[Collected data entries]
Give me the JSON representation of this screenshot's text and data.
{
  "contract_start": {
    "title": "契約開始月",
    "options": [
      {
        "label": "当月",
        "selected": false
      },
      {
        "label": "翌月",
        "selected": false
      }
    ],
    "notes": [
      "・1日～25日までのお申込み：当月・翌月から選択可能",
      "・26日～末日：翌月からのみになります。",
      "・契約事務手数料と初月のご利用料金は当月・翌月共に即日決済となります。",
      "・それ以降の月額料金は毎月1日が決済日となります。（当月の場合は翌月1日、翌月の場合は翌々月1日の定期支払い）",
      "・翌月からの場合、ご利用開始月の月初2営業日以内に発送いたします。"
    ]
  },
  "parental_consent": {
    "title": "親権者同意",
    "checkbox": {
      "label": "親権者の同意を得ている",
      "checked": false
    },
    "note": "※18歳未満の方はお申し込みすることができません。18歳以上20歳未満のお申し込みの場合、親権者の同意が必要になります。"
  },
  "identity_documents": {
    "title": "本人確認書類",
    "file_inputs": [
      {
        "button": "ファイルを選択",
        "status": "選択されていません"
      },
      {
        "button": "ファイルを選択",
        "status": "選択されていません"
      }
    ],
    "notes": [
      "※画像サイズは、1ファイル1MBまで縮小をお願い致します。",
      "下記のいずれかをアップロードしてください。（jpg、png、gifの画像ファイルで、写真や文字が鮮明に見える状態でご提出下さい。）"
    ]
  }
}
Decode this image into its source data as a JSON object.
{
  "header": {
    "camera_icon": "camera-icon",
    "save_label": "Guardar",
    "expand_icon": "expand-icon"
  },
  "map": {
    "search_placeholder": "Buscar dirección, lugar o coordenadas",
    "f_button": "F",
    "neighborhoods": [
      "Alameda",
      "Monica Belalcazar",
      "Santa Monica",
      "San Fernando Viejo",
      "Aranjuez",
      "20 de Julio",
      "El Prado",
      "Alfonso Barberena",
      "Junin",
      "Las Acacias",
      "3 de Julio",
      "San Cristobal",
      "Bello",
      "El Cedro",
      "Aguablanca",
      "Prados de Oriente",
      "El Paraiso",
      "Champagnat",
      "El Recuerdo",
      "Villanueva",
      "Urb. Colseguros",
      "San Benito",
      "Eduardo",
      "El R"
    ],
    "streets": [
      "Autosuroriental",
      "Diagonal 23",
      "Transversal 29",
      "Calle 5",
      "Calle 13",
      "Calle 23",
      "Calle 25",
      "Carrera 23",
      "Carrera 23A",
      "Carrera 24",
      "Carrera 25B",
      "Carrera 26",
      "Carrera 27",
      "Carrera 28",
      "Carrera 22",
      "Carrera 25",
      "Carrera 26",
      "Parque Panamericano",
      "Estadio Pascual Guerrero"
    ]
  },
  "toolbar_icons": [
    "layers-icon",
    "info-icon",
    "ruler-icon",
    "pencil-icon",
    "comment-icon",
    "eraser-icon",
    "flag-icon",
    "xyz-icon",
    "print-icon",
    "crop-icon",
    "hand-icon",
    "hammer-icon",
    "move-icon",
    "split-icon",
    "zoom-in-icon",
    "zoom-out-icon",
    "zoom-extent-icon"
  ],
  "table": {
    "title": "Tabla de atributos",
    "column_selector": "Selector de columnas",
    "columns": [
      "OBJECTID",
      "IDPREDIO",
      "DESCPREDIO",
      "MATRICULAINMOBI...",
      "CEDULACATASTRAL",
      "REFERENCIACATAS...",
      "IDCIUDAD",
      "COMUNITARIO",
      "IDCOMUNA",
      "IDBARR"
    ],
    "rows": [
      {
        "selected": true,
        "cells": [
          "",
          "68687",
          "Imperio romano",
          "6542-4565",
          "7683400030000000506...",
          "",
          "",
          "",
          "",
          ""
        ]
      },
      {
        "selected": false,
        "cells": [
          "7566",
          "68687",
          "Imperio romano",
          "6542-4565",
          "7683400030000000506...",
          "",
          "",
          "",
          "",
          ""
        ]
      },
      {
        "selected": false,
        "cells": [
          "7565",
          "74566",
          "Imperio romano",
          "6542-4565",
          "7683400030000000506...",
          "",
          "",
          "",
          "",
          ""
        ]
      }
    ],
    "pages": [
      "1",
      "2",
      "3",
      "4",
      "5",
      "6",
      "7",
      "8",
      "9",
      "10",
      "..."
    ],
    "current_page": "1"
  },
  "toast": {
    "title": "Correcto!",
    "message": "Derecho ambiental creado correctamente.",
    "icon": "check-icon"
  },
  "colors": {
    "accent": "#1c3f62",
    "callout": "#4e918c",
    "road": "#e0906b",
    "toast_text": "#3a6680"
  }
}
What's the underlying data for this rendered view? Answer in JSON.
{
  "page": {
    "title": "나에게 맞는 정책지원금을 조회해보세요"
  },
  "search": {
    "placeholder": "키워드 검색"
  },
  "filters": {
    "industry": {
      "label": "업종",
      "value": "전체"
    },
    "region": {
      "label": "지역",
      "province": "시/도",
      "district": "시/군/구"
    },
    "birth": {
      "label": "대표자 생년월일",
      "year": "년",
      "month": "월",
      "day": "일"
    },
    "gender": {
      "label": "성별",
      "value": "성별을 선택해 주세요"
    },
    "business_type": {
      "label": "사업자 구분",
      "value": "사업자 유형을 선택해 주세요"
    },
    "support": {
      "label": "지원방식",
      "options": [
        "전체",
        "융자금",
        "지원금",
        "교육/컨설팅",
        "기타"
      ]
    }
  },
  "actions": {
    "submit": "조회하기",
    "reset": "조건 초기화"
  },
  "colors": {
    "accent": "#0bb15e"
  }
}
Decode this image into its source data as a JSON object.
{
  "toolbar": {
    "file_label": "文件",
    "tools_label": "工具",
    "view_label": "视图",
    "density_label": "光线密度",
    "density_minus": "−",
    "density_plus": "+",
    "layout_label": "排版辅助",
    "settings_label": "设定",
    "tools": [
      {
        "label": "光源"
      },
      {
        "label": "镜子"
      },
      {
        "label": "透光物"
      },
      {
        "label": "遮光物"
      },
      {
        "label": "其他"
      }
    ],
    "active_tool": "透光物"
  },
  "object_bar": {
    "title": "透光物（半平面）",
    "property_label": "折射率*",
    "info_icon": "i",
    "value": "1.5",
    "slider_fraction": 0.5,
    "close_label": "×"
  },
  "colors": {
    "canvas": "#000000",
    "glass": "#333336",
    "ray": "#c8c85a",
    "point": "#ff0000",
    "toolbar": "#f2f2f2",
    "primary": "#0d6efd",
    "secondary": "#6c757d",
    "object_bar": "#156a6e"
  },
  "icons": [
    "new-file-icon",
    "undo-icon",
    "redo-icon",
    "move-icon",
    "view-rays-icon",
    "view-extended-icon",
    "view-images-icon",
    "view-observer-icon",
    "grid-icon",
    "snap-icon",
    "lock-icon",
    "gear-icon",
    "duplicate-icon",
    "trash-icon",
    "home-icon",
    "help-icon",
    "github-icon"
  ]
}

Requirements: Whenever "title" turns up in a line, pick that line out.

Output of the exercise:
    "title": "契約開始月",
    "title": "親権者同意",
    "title": "本人確認書類",
    "title": "Tabla de atributos",
    "title": "Correcto!",
    "title": "나에게 맞는 정책지원금을 조회해보세요"
    "title": "透光物（半平面）",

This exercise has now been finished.